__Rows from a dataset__
────────────────────
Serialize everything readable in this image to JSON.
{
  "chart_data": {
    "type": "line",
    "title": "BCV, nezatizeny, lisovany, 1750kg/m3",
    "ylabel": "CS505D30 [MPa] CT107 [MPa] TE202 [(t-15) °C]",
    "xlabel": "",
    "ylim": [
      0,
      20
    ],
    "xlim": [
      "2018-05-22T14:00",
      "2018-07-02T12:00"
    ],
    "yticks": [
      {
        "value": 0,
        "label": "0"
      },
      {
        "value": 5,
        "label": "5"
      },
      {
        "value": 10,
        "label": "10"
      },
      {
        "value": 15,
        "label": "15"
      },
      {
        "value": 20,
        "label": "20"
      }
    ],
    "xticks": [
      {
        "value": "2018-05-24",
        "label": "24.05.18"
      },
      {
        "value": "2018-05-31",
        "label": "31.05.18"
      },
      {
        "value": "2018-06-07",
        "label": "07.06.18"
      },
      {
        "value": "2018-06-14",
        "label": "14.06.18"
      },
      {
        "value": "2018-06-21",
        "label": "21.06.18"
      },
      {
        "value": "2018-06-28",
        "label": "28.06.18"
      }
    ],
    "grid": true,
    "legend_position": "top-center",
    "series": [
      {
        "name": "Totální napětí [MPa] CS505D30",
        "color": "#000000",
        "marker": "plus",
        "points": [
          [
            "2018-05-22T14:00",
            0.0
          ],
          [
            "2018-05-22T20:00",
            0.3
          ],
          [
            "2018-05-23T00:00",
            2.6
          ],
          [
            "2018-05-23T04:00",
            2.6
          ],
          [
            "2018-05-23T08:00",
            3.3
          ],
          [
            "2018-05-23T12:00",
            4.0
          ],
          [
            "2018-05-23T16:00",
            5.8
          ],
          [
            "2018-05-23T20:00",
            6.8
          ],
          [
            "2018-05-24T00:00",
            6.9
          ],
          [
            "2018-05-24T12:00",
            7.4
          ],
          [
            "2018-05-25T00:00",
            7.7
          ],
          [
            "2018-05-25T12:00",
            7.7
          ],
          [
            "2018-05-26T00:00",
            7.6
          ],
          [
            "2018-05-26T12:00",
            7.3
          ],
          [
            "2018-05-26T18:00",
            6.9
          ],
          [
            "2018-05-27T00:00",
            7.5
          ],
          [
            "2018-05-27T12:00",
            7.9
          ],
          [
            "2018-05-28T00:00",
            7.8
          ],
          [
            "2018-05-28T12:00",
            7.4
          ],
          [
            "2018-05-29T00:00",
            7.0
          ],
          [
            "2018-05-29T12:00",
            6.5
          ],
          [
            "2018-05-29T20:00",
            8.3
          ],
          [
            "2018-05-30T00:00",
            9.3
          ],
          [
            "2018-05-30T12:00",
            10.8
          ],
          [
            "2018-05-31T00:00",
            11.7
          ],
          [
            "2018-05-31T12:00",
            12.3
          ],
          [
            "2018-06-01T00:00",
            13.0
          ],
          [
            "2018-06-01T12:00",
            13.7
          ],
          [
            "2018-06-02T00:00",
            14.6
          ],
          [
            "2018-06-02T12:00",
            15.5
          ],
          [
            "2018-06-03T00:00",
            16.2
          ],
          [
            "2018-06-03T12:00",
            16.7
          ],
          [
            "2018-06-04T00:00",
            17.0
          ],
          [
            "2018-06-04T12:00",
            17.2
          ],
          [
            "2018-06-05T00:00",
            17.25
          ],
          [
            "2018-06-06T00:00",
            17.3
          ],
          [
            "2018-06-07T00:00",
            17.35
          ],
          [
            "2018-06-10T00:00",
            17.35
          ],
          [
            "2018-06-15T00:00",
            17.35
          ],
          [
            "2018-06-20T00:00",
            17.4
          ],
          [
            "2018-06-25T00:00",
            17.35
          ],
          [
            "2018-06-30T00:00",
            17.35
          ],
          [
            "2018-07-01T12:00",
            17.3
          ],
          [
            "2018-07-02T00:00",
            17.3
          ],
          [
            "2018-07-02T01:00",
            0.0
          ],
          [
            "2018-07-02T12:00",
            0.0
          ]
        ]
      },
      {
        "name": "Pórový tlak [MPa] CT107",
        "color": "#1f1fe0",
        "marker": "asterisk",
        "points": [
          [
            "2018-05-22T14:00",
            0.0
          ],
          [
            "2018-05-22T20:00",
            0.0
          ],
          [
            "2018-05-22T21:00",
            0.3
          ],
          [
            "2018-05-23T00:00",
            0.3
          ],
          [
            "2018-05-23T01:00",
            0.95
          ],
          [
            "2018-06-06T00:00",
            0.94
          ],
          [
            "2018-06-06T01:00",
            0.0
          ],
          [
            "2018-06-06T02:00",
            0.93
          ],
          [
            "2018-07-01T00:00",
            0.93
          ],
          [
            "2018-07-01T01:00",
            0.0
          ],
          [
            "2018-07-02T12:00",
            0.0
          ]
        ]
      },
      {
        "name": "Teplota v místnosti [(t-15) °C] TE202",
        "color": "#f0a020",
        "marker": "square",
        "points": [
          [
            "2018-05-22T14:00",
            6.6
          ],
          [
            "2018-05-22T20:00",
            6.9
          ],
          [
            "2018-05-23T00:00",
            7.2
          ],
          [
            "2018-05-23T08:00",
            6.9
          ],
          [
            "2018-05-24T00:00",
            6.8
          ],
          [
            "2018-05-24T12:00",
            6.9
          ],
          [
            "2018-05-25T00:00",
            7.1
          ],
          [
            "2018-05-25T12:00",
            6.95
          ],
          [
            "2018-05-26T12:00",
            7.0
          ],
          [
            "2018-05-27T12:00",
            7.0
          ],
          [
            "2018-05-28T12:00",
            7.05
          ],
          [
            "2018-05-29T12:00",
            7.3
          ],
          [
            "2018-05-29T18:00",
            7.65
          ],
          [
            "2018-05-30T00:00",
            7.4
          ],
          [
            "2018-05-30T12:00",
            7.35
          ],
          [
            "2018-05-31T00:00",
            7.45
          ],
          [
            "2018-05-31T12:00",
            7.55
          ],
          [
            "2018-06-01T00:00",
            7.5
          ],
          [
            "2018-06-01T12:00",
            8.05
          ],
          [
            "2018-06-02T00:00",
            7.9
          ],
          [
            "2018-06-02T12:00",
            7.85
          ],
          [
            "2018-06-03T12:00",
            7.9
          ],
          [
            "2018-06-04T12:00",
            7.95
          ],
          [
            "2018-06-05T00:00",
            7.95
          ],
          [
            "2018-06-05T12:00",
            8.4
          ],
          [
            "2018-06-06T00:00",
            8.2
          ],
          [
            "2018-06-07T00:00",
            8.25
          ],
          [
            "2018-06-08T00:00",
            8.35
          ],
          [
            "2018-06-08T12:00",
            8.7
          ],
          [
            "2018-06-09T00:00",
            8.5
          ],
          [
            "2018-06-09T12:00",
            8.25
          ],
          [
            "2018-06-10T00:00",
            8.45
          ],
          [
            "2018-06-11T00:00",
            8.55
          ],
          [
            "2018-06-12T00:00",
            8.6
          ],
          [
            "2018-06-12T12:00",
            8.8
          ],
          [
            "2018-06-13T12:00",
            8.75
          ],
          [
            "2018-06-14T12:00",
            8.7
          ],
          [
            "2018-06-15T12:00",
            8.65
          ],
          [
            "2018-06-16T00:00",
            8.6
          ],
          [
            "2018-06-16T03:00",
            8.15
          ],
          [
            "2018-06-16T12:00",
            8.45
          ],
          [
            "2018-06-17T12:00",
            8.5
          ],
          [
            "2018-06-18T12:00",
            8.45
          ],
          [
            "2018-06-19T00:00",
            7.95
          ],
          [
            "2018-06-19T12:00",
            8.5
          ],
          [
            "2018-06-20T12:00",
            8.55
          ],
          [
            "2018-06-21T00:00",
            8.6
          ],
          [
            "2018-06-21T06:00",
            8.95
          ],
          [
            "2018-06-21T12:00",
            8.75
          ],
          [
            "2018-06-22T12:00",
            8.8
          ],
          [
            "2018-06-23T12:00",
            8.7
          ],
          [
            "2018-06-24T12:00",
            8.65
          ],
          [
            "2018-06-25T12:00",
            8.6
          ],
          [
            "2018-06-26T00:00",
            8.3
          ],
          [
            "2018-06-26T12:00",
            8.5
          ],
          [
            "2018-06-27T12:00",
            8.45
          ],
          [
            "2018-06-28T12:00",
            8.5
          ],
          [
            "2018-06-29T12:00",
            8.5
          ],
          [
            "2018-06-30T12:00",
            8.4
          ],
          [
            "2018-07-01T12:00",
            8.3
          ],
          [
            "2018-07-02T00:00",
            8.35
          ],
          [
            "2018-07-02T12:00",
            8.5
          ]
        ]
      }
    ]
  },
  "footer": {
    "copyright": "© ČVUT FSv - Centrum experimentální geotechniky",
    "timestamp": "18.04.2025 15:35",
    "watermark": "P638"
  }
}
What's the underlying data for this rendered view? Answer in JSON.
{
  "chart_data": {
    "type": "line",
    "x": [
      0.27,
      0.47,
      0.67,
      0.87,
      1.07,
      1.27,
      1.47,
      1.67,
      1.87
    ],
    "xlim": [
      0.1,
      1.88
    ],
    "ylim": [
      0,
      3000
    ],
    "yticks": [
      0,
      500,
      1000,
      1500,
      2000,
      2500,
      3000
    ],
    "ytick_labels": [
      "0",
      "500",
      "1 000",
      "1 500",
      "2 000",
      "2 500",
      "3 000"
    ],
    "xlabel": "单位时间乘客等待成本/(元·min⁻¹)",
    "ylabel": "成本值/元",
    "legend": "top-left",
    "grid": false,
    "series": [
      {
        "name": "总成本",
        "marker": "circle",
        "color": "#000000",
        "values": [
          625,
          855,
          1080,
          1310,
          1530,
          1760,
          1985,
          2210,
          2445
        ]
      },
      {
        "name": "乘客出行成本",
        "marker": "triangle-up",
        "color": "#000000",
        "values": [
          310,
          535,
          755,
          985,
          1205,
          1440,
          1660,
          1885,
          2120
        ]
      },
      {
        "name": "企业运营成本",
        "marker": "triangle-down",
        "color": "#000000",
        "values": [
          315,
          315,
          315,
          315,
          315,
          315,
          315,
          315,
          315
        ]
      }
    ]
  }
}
────────────────────
__GIVEN REQUEST__
Look through the entries above; copy every line holding the string "ylabel".

__FULL SOLUTION__
    "ylabel": "CS505D30 [MPa] CT107 [MPa] TE202 [(t-15) °C]",
    "ylabel": "成本值/元",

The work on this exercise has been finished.